** start **

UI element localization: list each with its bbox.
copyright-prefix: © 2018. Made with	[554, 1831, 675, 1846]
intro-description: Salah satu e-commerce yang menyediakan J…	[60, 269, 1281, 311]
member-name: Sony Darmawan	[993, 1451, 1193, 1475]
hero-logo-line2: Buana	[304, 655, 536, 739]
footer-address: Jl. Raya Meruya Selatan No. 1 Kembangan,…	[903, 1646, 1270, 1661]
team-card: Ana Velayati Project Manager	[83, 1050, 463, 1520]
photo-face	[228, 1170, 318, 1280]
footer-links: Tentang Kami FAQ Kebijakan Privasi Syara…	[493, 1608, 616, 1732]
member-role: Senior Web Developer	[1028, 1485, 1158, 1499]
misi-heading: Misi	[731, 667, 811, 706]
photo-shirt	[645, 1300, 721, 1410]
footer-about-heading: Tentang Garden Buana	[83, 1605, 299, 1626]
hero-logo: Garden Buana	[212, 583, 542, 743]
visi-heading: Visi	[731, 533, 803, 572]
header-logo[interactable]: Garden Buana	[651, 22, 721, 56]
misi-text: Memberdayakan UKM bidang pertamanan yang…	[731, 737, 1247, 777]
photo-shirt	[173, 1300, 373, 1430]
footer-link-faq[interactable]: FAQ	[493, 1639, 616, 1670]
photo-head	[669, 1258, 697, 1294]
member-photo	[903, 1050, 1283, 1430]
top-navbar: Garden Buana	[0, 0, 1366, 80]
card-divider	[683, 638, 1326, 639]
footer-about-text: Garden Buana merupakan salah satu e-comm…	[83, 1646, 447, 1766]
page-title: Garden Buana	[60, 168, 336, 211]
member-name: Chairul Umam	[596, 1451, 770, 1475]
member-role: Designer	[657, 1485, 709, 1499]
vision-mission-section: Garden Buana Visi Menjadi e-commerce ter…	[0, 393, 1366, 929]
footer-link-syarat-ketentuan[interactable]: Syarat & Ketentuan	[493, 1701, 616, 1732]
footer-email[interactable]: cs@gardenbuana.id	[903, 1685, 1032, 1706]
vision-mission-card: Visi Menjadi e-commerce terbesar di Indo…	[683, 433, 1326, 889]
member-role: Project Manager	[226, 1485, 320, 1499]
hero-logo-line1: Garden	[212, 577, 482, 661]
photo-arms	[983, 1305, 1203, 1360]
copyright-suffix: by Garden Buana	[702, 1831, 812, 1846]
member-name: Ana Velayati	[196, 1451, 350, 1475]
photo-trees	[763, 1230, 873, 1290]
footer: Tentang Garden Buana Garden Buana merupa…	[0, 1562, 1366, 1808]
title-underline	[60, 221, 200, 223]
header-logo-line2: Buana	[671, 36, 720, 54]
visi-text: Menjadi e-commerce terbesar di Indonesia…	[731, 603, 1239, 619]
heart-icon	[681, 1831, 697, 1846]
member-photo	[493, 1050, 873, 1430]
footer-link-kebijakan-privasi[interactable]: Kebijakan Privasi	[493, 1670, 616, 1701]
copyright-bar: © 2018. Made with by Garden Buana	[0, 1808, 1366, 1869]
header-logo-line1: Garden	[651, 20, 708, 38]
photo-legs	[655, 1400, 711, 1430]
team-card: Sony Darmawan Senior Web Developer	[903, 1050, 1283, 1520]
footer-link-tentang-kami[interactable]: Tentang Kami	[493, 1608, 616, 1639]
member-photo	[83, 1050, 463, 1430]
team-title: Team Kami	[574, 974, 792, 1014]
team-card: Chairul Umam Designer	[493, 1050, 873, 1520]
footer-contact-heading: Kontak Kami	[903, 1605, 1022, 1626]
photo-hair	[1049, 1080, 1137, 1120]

** end **

Given problem | Please list the lines of the material as a numbered list with blank lines omitted, starting at the first line of the material and ending after the line that contains "footer-address: Jl. Raya".

Finished task |
1. UI element localization: list each with its bbox.
2. copyright-prefix: © 2018. Made with	[554, 1831, 675, 1846]
3. intro-description: Salah satu e-commerce yang menyediakan J…	[60, 269, 1281, 311]
4. member-name: Sony Darmawan	[993, 1451, 1193, 1475]
5. hero-logo-line2: Buana	[304, 655, 536, 739]
6. footer-address: Jl. Raya Meruya Selatan No. 1 Kembangan,…	[903, 1646, 1270, 1661]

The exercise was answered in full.